* START ENTRIES SUPPLIED *
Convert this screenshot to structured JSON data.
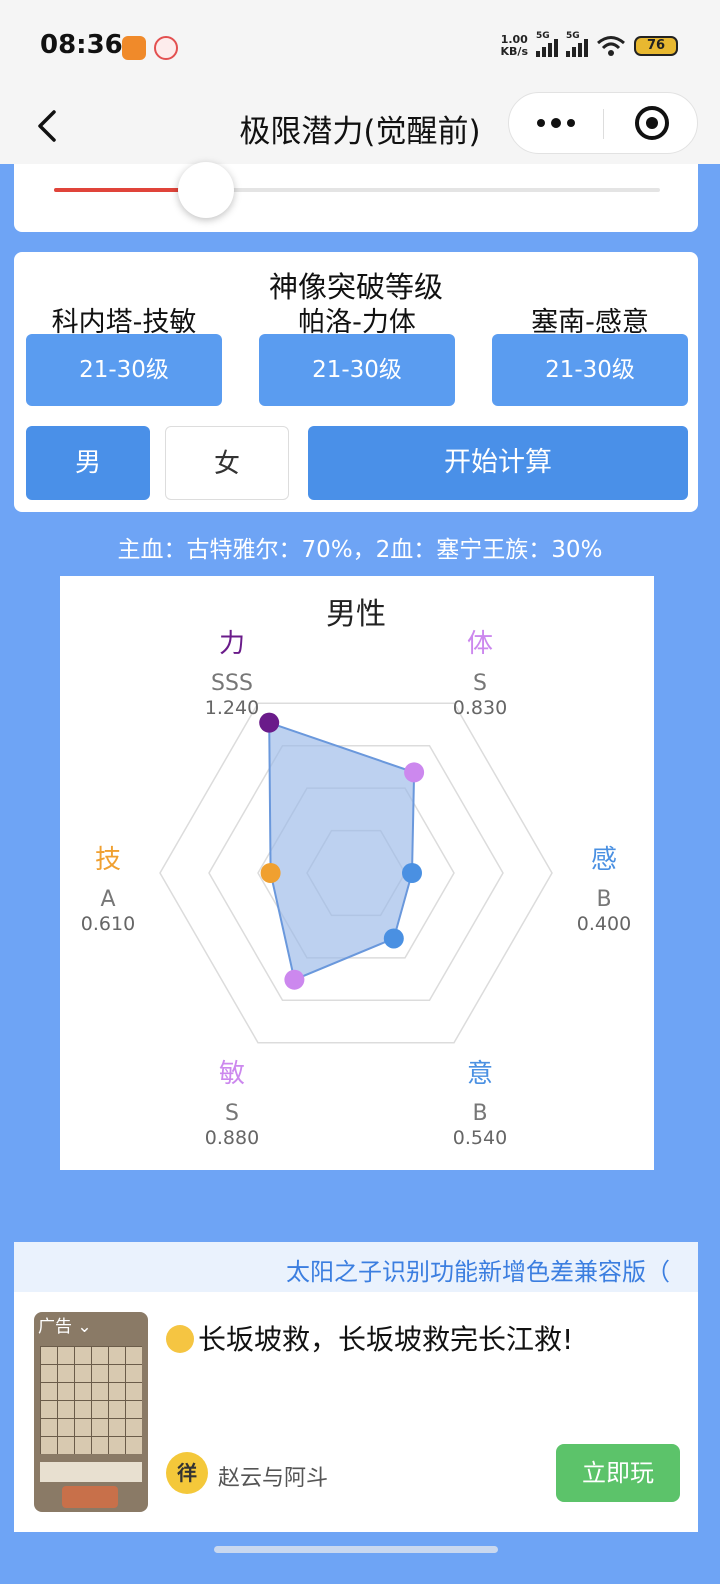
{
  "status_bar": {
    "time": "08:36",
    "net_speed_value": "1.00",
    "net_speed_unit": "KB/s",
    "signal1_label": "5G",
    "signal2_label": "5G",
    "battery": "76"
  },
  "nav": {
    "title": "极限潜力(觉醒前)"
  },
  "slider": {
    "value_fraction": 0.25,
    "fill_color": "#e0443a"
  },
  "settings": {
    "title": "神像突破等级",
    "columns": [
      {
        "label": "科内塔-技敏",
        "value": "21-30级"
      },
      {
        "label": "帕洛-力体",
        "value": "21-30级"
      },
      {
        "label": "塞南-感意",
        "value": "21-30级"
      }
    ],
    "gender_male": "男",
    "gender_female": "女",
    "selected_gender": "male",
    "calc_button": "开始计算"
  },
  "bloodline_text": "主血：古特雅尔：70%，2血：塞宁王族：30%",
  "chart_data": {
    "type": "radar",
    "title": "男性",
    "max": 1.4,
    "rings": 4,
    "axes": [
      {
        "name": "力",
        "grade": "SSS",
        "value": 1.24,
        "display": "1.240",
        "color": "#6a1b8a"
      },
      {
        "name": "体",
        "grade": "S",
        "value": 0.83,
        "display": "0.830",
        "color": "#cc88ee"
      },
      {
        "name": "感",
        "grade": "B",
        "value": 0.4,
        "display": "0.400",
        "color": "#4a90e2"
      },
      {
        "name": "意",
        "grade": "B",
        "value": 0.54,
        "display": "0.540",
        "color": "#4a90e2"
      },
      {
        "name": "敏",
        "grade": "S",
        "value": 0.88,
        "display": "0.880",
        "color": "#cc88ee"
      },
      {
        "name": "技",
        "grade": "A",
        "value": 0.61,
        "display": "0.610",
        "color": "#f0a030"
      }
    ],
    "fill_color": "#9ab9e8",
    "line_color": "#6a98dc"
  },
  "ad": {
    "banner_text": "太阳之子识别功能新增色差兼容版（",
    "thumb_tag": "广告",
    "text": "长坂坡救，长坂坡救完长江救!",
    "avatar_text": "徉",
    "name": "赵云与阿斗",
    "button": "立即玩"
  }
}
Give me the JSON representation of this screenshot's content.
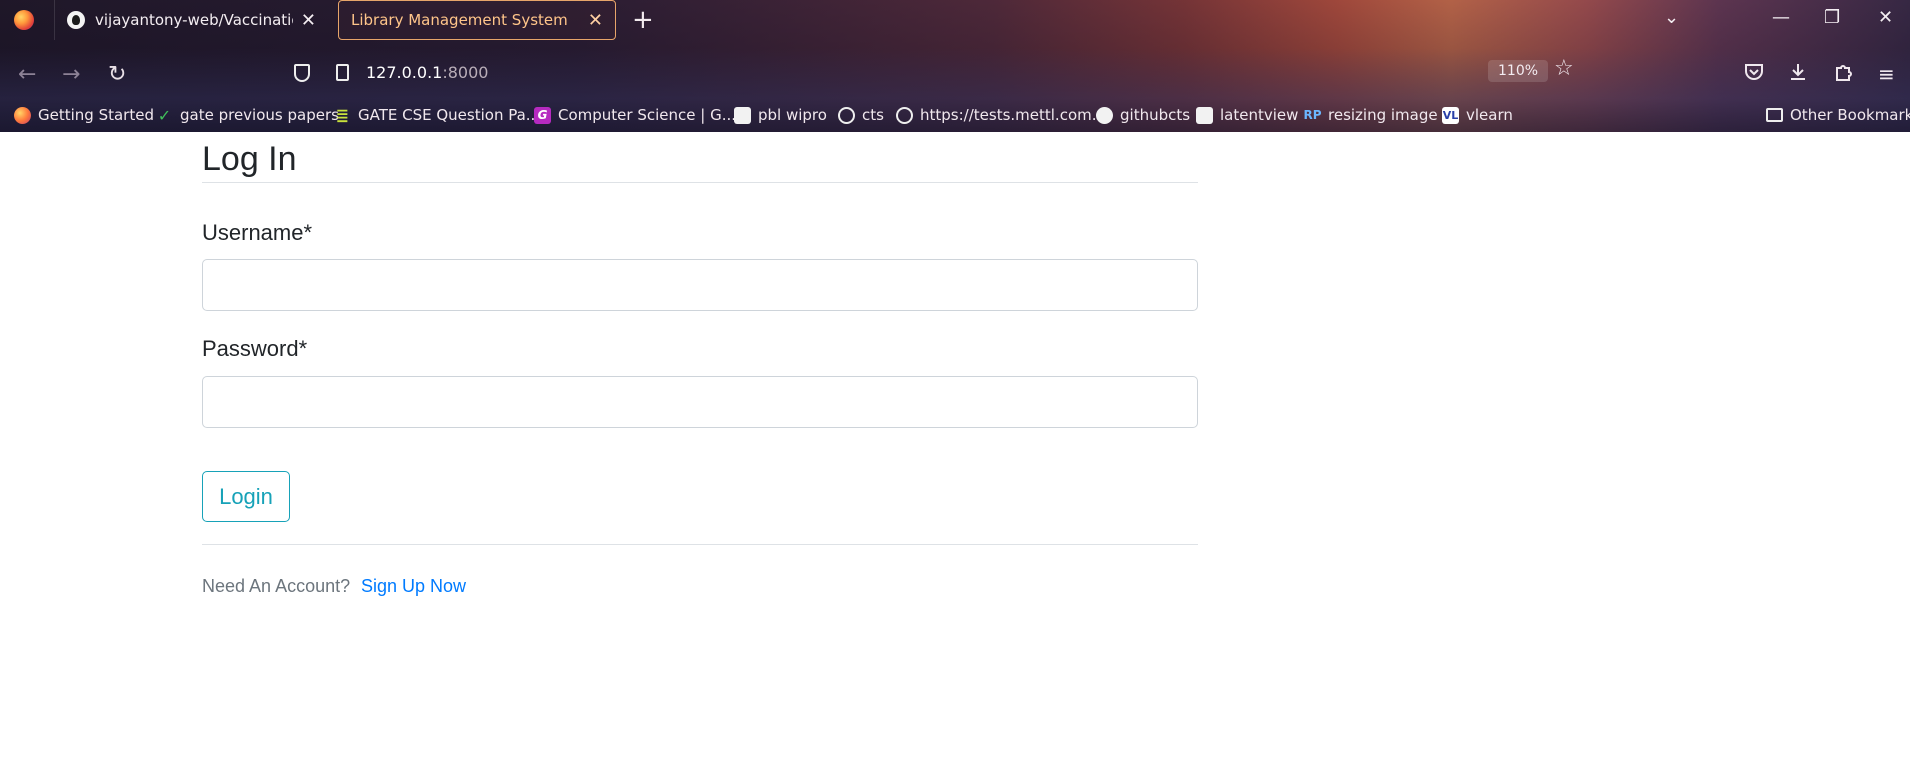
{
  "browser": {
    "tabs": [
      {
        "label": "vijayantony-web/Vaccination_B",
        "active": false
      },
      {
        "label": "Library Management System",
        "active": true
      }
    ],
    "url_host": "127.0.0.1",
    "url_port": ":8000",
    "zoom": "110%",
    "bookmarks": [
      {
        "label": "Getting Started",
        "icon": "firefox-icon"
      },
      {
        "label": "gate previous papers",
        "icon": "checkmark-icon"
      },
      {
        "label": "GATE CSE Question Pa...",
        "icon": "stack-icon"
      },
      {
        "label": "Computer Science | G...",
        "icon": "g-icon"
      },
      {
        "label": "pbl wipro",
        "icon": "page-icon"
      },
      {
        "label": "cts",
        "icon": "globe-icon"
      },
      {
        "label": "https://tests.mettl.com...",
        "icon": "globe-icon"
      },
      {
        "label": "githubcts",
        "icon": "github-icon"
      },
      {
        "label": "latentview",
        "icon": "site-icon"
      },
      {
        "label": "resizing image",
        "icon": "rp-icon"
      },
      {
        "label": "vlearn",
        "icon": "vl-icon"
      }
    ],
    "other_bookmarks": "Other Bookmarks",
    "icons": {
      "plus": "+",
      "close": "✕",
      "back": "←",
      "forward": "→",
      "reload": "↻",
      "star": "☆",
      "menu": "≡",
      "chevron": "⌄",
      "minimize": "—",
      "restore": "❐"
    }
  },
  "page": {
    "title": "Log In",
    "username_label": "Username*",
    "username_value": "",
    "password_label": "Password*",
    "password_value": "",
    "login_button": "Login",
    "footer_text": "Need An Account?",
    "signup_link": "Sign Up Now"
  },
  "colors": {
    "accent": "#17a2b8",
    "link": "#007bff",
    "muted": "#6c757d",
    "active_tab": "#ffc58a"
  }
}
* END ENTRIES SUPPLIED *
* START ENTRIES SUPPLIED *
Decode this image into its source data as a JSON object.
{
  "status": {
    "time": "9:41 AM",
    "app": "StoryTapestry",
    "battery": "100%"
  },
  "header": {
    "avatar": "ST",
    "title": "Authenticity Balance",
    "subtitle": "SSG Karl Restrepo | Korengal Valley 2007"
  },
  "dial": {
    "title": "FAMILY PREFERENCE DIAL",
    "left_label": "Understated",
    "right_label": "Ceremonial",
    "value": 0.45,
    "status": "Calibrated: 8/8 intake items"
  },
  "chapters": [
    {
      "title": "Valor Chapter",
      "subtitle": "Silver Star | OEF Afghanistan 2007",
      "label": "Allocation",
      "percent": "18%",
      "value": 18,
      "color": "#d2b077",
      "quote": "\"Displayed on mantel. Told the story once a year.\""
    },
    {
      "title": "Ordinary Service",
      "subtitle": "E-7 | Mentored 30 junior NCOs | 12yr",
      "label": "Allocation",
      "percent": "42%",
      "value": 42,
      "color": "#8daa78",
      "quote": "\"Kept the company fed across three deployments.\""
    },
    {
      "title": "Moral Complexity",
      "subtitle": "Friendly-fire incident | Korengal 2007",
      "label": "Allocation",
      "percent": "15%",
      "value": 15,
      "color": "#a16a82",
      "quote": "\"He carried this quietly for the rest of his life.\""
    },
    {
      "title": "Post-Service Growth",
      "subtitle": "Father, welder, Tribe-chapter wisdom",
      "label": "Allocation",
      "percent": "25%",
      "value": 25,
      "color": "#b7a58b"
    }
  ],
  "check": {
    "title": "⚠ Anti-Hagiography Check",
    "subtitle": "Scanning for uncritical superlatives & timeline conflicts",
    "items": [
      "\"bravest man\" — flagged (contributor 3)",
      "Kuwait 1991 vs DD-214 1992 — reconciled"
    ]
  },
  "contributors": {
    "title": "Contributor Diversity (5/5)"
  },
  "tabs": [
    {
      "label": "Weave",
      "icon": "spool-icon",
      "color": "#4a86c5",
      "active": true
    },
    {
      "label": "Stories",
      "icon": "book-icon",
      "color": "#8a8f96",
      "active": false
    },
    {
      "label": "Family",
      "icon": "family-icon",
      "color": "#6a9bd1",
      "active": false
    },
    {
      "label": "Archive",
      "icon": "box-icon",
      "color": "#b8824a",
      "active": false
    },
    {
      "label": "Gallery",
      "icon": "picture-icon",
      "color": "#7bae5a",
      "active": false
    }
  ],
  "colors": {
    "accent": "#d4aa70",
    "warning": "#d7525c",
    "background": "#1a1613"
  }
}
* END ENTRIES SUPPLIED *
* START ENTRIES SUPPLIED *
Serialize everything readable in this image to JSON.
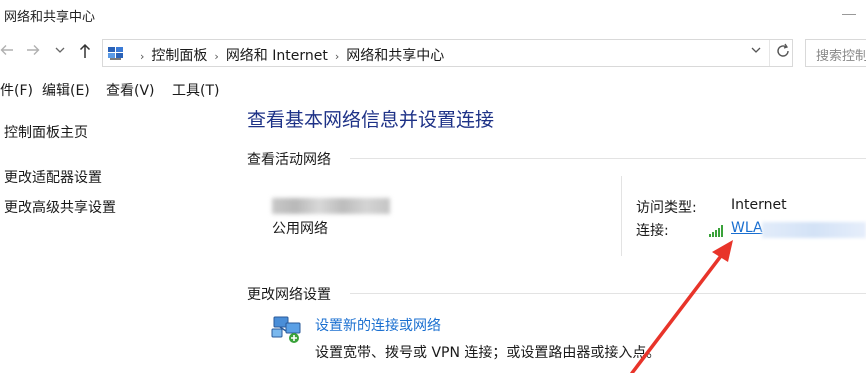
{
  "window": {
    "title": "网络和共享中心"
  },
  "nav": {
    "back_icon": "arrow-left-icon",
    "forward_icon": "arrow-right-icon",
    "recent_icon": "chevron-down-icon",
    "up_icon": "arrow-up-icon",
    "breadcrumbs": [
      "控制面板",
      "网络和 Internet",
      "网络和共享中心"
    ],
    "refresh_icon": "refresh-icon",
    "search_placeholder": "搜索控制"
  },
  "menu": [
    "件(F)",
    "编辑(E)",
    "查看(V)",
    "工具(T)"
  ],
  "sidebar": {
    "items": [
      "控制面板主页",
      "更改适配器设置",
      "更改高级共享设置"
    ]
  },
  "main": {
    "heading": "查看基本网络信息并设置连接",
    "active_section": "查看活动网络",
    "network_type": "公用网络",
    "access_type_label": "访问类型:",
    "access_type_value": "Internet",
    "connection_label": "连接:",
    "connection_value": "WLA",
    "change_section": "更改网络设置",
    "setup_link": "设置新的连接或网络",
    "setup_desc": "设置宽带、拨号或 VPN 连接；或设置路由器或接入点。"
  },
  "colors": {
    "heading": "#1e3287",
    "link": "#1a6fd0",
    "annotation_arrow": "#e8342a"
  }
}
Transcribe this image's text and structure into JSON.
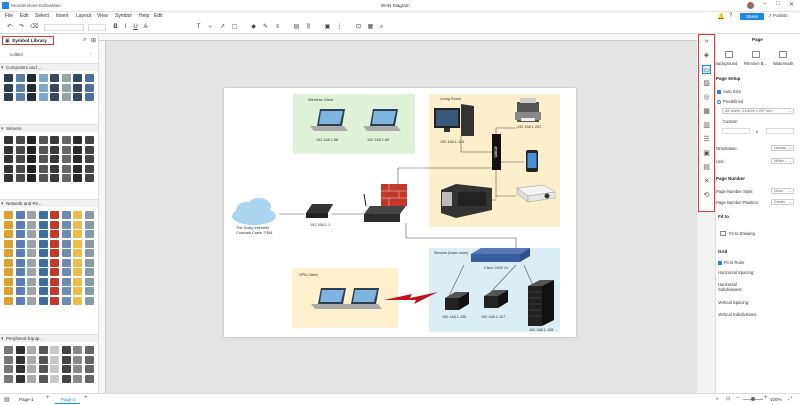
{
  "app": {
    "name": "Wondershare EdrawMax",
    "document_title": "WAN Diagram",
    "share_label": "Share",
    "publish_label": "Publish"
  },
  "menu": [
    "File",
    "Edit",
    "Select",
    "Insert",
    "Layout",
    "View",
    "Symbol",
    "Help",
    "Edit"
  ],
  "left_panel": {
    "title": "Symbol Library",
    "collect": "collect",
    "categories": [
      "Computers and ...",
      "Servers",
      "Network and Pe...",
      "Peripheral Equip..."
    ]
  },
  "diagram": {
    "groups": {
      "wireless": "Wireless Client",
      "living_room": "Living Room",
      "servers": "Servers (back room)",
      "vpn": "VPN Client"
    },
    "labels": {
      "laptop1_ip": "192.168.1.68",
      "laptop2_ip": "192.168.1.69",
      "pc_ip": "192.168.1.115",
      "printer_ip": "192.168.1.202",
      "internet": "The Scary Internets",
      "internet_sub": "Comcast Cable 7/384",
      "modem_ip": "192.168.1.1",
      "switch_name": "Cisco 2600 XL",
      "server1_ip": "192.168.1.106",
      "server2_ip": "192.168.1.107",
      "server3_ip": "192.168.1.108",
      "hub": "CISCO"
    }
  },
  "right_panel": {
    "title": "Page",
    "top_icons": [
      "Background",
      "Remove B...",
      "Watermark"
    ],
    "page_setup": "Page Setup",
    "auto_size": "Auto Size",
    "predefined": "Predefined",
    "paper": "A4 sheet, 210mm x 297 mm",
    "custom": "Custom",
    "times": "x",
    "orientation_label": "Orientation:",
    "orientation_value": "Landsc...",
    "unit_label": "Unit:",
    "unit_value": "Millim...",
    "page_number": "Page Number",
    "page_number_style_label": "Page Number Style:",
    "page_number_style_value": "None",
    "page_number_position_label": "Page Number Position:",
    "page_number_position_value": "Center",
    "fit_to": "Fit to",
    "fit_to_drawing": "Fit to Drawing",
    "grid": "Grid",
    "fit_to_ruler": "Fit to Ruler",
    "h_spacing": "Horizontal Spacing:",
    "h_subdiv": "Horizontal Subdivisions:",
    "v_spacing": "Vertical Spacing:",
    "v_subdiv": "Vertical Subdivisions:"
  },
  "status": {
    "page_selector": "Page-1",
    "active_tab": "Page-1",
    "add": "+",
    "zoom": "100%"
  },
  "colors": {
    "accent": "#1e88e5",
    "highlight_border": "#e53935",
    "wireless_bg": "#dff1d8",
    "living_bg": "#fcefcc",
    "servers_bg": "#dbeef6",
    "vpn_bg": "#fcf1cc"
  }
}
* END ENTRIES SUPPLIED *
§ YOUR INSTRUCTIONS
For each line in the data above that contains the string "Korengal", extract the line.

§ RESULT
    "subtitle": "SSG Karl Restrepo | Korengal Valley 2007"
      "subtitle": "Friendly-fire incident | Korengal 2007",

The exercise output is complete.